§ TASK DIRECTIONS
Return each line containing "service".

◇ ◇ ◇

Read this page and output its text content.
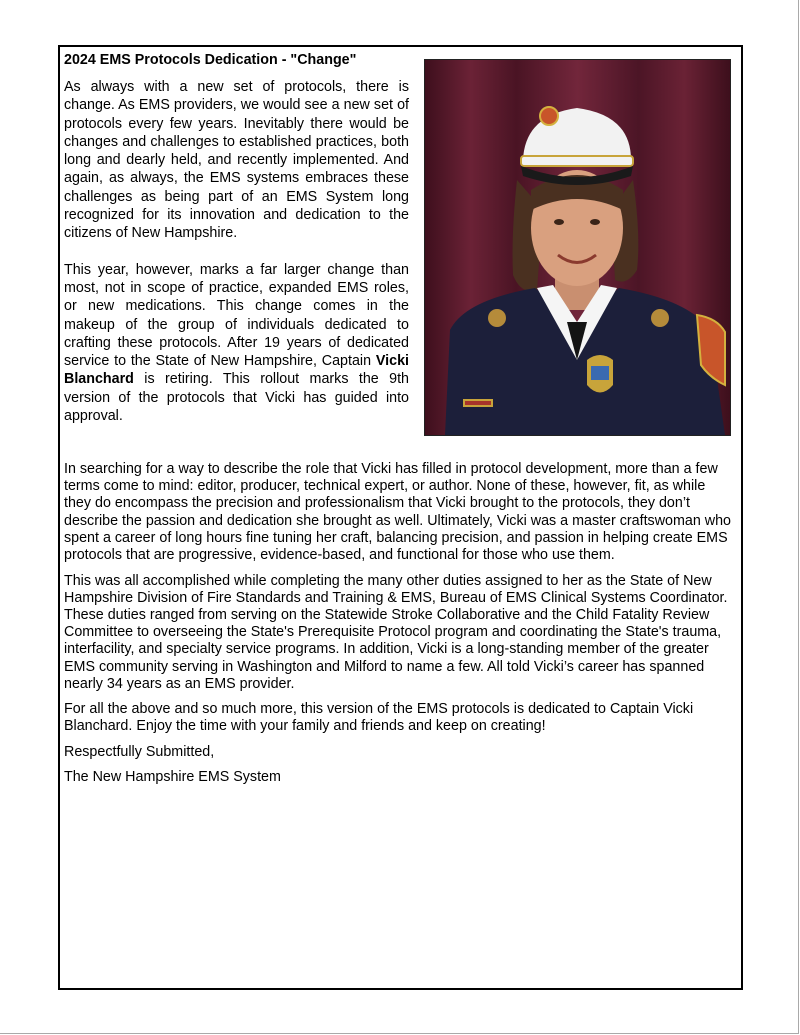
2024 EMS Protocols Dedication - "Change"

As always with a new set of protocols, there is change. As EMS providers, we would see a new set of protocols every few years. Inevitably there would be changes and challenges to established practices, both long and dearly held, and recently implemented. And again, as always, the EMS systems embraces these challenges as being part of an EMS System long recognized for its innovation and dedication to the citizens of New Hampshire.

This year, however, marks a far larger change than most, not in scope of practice, expanded EMS roles, or new medications. This change comes in the makeup of the group of individuals dedicated to crafting these protocols. After 19 years of dedicated service to the State of New Hampshire, Captain Vicki Blanchard is retiring. This rollout marks the 9th version of the protocols that Vicki has guided into approval.

In searching for a way to describe the role that Vicki has filled in protocol development, more than a few terms come to mind: editor, producer, technical expert, or author. None of these, however, fit, as while they do encompass the precision and professionalism that Vicki brought to the protocols, they don’t describe the passion and dedication she brought as well. Ultimately, Vicki was a master craftswoman who spent a career of long hours fine tuning her craft, balancing precision, and passion in helping create EMS protocols that are progressive, evidence-based, and functional for those who use them.

This was all accomplished while completing the many other duties assigned to her as the State of New Hampshire Division of Fire Standards and Training & EMS, Bureau of EMS Clinical Systems Coordinator. These duties ranged from serving on the Statewide Stroke Collaborative and the Child Fatality Review Committee to overseeing the State's Prerequisite Protocol program and coordinating the State's trauma, interfacility, and specialty service programs. In addition, Vicki is a long-standing member of the greater EMS community serving in Washington and Milford to name a few. All told Vicki’s career has spanned nearly 34 years as an EMS provider.

For all the above and so much more, this version of the EMS protocols is dedicated to Captain Vicki Blanchard. Enjoy the time with your family and friends and keep on creating!

Respectfully Submitted,

The New Hampshire EMS System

◇ ◇ ◇

§ FULL RESPONSE
This year, however, marks a far larger change than most, not in scope of practice, expanded EMS roles, or new medications. This change comes in the makeup of the group of individuals dedicated to crafting these protocols. After 19 years of dedicated service to the State of New Hampshire, Captain Vicki Blanchard is retiring. This rollout marks the 9th version of the protocols that Vicki has guided into approval.
This was all accomplished while completing the many other duties assigned to her as the State of New Hampshire Division of Fire Standards and Training & EMS, Bureau of EMS Clinical Systems Coordinator. These duties ranged from serving on the Statewide Stroke Collaborative and the Child Fatality Review Committee to overseeing the State's Prerequisite Protocol program and coordinating the State's trauma, interfacility, and specialty service programs. In addition, Vicki is a long-standing member of the greater EMS community serving in Washington and Milford to name a few. All told Vicki’s career has spanned nearly 34 years as an EMS provider.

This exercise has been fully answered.